In the lines below, find how many contain the word "JSON" and report that figure alone.
### Data for this exercise
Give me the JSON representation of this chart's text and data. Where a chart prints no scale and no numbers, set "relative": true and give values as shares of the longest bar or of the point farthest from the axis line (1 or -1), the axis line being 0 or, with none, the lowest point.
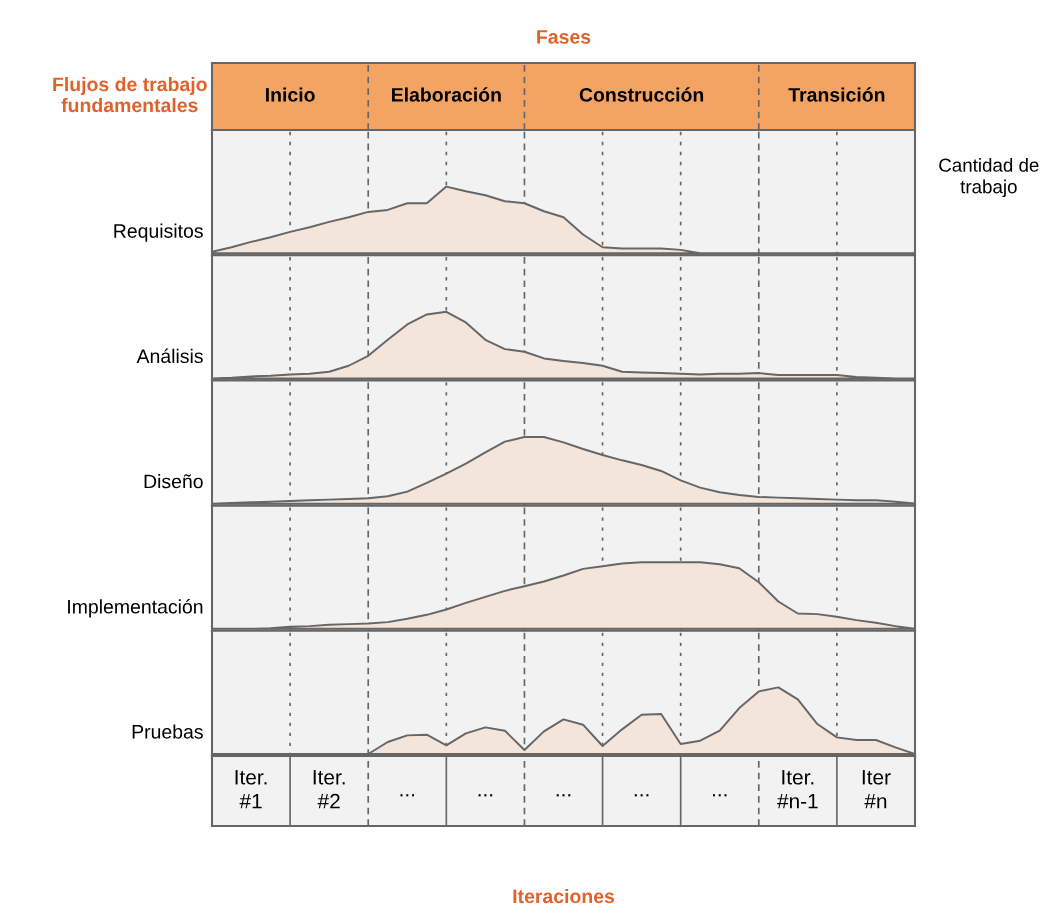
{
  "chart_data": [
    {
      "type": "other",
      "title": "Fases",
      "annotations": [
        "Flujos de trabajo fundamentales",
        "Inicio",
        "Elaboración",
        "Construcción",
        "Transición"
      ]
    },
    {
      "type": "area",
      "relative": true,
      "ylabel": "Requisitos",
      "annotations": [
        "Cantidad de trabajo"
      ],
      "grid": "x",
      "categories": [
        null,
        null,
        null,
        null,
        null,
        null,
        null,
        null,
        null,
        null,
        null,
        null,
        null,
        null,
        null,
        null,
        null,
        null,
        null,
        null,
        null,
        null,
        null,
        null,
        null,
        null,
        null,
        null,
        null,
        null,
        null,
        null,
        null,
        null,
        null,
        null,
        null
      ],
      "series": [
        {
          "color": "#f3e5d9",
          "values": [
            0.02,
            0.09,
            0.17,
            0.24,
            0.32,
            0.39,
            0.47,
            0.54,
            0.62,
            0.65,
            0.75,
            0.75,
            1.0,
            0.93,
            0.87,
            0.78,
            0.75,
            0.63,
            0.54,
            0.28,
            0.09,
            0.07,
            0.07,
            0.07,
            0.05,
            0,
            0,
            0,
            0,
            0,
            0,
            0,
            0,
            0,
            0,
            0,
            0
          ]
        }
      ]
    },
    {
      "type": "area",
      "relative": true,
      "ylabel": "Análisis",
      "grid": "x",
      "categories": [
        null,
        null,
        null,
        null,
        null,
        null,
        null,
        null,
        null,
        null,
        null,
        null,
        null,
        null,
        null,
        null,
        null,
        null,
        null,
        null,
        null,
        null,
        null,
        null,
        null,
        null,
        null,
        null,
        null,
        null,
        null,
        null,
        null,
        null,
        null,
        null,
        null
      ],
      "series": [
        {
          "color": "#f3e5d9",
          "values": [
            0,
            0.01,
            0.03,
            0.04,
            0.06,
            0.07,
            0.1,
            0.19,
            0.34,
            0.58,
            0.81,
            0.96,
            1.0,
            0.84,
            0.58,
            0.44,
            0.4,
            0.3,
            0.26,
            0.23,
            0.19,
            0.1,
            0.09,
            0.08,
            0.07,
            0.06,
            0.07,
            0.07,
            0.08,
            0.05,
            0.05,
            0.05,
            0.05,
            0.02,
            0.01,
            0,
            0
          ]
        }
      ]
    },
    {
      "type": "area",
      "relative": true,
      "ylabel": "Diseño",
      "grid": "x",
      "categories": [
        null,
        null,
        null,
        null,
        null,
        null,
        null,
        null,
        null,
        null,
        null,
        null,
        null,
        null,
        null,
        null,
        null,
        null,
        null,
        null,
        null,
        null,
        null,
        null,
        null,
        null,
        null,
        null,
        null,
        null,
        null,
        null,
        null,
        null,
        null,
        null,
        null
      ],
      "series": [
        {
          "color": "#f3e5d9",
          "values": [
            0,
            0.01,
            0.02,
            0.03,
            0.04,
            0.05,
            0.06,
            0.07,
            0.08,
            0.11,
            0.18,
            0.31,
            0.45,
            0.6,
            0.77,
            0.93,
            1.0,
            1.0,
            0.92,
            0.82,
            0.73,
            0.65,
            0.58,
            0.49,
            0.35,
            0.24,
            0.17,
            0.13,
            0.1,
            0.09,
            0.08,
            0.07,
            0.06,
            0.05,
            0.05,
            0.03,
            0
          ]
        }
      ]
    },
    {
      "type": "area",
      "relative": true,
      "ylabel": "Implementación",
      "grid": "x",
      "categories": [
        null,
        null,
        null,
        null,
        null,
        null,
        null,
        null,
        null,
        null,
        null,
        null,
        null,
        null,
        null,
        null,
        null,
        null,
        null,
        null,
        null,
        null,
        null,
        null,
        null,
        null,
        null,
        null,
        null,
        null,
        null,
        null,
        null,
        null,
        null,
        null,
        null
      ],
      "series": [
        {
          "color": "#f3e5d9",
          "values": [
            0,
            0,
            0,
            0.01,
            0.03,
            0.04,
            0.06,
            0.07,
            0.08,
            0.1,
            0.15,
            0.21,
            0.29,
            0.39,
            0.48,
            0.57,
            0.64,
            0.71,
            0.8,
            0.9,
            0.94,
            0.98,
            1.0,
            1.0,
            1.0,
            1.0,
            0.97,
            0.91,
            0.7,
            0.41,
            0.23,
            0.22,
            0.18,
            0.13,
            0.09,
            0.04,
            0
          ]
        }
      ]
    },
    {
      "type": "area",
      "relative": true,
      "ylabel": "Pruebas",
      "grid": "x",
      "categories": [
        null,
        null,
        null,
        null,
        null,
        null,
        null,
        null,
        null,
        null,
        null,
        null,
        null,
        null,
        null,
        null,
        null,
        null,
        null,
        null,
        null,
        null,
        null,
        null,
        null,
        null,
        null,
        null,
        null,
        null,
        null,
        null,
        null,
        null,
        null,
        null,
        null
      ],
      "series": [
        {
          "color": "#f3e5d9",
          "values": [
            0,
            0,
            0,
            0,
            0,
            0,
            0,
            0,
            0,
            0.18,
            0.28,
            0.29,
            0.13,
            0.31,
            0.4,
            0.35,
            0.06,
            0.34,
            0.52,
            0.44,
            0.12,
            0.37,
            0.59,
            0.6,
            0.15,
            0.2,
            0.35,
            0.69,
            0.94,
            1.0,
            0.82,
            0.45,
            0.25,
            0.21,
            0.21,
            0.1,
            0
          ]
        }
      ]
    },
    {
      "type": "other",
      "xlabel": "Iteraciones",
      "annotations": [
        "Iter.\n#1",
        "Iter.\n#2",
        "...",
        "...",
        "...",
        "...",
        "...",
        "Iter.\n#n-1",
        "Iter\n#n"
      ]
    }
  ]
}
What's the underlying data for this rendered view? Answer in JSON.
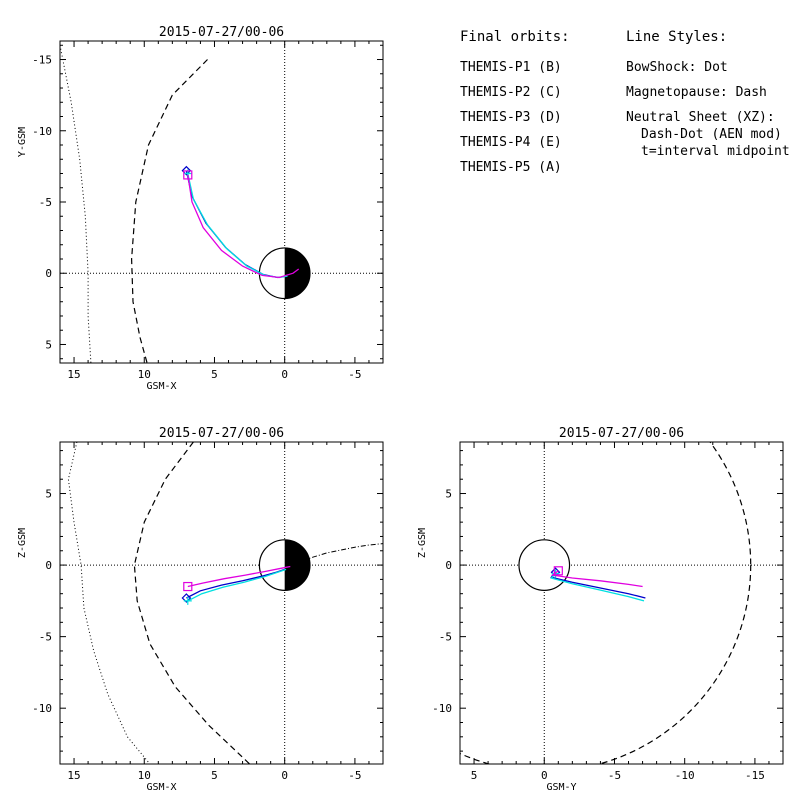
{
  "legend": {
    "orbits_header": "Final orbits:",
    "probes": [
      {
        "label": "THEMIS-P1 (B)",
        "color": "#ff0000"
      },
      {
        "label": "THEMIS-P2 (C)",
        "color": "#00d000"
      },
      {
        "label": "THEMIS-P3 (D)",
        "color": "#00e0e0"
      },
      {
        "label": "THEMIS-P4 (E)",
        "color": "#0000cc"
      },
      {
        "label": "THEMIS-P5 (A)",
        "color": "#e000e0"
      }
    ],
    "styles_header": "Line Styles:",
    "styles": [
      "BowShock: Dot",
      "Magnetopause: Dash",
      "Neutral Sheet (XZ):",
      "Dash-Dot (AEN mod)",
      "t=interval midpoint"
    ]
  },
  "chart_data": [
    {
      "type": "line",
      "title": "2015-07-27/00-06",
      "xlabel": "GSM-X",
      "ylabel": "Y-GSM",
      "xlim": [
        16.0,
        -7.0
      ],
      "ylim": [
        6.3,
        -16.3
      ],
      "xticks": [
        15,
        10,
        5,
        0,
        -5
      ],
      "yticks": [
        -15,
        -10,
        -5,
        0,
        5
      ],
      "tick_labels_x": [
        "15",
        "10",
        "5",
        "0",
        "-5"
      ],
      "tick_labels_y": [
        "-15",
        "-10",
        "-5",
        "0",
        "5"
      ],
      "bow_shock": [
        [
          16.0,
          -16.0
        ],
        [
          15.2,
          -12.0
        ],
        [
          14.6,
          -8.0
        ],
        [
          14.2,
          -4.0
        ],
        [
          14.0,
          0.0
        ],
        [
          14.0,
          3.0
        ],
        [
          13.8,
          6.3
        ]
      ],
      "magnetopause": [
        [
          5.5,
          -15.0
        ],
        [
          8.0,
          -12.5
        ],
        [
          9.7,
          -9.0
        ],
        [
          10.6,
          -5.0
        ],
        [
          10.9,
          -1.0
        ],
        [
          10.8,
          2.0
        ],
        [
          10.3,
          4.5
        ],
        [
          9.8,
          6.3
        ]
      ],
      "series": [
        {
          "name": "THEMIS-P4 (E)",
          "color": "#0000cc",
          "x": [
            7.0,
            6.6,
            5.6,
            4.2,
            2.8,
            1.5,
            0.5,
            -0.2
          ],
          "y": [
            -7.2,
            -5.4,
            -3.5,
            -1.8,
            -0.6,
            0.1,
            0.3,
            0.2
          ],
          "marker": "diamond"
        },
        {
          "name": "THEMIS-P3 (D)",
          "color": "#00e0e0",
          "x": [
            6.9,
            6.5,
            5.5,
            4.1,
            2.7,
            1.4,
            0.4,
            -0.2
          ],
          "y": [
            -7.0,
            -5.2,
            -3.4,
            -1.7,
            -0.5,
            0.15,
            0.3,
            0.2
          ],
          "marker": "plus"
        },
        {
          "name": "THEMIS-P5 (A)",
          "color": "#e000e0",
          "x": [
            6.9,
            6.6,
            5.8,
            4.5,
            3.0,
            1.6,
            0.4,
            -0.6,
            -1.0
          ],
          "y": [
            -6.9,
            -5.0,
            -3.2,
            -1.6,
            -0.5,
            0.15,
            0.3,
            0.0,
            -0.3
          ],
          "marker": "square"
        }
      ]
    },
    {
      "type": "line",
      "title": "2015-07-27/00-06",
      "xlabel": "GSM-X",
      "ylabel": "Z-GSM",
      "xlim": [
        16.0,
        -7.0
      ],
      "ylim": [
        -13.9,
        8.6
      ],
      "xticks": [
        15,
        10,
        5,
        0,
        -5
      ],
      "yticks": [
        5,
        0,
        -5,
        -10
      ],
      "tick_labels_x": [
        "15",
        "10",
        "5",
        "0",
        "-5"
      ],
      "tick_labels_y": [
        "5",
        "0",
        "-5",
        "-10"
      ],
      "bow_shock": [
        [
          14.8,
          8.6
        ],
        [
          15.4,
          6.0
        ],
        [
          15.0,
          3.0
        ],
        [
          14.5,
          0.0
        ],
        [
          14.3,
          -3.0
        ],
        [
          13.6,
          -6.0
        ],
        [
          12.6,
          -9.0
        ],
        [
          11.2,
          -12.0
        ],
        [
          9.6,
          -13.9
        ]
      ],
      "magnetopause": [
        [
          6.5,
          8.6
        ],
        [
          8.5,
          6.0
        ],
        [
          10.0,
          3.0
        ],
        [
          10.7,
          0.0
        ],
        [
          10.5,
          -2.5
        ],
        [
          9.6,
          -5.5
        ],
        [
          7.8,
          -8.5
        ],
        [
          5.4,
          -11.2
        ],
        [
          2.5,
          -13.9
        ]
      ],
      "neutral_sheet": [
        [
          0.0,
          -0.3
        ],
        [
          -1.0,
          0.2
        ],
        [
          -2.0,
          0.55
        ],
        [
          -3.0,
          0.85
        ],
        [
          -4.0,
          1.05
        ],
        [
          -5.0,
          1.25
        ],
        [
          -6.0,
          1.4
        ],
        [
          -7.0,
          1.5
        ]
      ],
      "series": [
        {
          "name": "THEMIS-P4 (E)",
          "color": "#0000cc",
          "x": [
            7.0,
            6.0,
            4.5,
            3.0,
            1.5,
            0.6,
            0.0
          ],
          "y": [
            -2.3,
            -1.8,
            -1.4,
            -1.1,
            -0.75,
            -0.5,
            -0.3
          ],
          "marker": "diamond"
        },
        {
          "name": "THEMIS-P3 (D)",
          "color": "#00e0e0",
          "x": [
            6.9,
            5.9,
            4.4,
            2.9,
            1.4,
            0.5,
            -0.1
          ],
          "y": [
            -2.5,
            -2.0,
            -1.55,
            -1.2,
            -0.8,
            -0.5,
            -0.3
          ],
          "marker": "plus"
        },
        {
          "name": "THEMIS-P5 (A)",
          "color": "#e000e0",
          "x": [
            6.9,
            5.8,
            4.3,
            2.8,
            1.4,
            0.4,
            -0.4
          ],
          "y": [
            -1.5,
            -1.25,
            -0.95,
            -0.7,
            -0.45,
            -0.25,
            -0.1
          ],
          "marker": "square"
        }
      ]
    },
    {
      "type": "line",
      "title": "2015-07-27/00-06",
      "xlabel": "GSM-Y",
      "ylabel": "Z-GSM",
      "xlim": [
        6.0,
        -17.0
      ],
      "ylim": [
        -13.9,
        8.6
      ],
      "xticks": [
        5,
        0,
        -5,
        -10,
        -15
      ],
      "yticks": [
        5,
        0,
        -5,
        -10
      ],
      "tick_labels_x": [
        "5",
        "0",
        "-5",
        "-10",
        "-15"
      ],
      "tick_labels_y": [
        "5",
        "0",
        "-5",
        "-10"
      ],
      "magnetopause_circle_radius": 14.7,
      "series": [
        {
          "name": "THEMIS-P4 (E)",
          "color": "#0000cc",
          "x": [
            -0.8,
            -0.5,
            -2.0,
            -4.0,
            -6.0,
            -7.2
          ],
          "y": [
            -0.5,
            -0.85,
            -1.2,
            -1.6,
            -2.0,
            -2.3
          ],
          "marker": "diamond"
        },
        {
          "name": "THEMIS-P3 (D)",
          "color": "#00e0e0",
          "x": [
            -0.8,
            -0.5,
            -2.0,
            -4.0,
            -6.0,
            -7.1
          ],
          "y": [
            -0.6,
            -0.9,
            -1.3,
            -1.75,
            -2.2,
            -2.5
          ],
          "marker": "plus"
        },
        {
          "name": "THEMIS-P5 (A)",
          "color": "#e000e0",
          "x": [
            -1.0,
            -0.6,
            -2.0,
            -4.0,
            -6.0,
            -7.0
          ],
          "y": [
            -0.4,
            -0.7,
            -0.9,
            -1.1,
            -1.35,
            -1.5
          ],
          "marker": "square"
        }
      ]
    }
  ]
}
######
Worked solution - 2